YOUR INSTRUCTIONS: The entries below should be transcribed in their entirety, exactly as written.

[Recorded data]

================

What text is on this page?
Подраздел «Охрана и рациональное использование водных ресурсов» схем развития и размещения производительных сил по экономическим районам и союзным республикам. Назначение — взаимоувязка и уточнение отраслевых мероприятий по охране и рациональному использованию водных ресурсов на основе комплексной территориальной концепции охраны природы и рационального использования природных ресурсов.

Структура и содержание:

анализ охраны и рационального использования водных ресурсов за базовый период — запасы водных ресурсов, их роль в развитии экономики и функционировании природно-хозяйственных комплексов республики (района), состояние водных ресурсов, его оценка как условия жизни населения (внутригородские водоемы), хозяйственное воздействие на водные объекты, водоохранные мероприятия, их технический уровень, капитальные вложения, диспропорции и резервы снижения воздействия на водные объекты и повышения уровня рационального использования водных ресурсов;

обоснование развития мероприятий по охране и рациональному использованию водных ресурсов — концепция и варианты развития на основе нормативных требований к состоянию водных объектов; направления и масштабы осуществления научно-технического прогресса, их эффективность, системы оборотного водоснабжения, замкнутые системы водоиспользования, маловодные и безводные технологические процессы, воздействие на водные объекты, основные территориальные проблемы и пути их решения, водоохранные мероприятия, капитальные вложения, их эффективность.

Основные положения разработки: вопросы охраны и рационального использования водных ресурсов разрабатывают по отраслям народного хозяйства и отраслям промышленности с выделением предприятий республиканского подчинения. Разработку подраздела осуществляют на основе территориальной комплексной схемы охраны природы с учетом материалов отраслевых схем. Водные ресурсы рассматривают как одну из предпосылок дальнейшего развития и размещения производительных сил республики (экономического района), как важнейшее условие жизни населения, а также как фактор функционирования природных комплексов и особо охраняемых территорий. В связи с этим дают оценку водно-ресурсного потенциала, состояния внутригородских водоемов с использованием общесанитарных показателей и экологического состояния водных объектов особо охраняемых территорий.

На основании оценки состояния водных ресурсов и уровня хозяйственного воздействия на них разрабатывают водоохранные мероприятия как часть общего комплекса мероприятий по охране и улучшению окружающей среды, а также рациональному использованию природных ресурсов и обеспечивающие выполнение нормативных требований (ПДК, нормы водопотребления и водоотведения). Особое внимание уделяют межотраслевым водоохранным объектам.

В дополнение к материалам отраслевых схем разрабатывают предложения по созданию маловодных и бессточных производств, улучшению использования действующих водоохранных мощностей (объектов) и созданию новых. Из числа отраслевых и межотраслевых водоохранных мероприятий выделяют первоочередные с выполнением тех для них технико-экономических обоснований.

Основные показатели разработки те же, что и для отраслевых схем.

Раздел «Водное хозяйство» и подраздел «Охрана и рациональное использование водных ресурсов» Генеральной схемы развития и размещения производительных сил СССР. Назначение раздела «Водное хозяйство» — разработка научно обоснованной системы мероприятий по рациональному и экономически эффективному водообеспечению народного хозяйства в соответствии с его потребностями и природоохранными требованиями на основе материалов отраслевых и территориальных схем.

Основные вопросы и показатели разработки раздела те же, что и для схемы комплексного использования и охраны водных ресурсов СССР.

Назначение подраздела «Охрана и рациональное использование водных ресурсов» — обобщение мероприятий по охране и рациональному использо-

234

================

EXERCISE RESPONSE:
What text is on this page?
Подраздел «Охрана и рациональное использование водных ресурсов» схем развития и размещения производительных сил по экономическим районам и союзным республикам. Назначение — взаимоувязка и уточнение отраслевых мероприятий по охране и рациональному использованию водных ресурсов на основе комплексной территориальной концепции охраны природы и рационального использования природных ресурсов.

Структура и содержание:

анализ охраны и рационального использования водных ресурсов за базовый период — запасы водных ресурсов, их роль в развитии экономики и функционировании природно-хозяйственных комплексов республики (района), состояние водных ресурсов, его оценка как условия жизни населения (внутригородские водоемы), хозяйственное воздействие на водные объекты, водоохранные мероприятия, их технический уровень, капитальные вложения, диспропорции и резервы снижения воздействия на водные объекты и повышения уровня рационального использования водных ресурсов;

обоснование развития мероприятий по охране и рациональному использованию водных ресурсов — концепция и варианты развития на основе нормативных требований к состоянию водных объектов; направления и масштабы осуществления научно-технического прогресса, их эффективность, системы оборотного водоснабжения, замкнутые системы водоиспользования, маловодные и безводные технологические процессы, воздействие на водные объекты, основные территориальные проблемы и пути их решения, водоохранные мероприятия, капитальные вложения, их эффективность.

Основные положения разработки: вопросы охраны и рационального использования водных ресурсов разрабатывают по отраслям народного хозяйства и отраслям промышленности с выделением предприятий республиканского подчинения. Разработку подраздела осуществляют на основе территориальной комплексной схемы охраны природы с учетом материалов отраслевых схем. Водные ресурсы рассматривают как одну из предпосылок дальнейшего развития и размещения производительных сил республики (экономического района), как важнейшее условие жизни населения, а также как фактор функционирования природных комплексов и особо охраняемых территорий. В связи с этим дают оценку водно-ресурсного потенциала, состояния внутригородских водоемов с использованием общесанитарных показателей и экологического состояния водных объектов особо охраняемых территорий.

На основании оценки состояния водных ресурсов и уровня хозяйственного воздействия на них разрабатывают водоохранные мероприятия как часть общего комплекса мероприятий по охране и улучшению окружающей среды, а также рациональному использованию природных ресурсов и обеспечивающие выполнение нормативных требований (ПДК, нормы водопотребления и водоотведения). Особое внимание уделяют межотраслевым водоохранным объектам.

В дополнение к материалам отраслевых схем разрабатывают предложения по созданию маловодных и бессточных производств, улучшению использования действующих водоохранных мощностей (объектов) и созданию новых. Из числа отраслевых и межотраслевых водоохранных мероприятий выделяют первоочередные с выполнением тех для них технико-экономических обоснований.

Основные показатели разработки те же, что и для отраслевых схем.

Раздел «Водное хозяйство» и подраздел «Охрана и рациональное использование водных ресурсов» Генеральной схемы развития и размещения производительных сил СССР. Назначение раздела «Водное хозяйство» — разработка научно обоснованной системы мероприятий по рациональному и экономически эффективному водообеспечению народного хозяйства в соответствии с его потребностями и природоохранными требованиями на основе материалов отраслевых и территориальных схем.

Основные вопросы и показатели разработки раздела те же, что и для схемы комплексного использования и охраны водных ресурсов СССР.

Назначение подраздела «Охрана и рациональное использование водных ресурсов» — обобщение мероприятий по охране и рациональному использо-

234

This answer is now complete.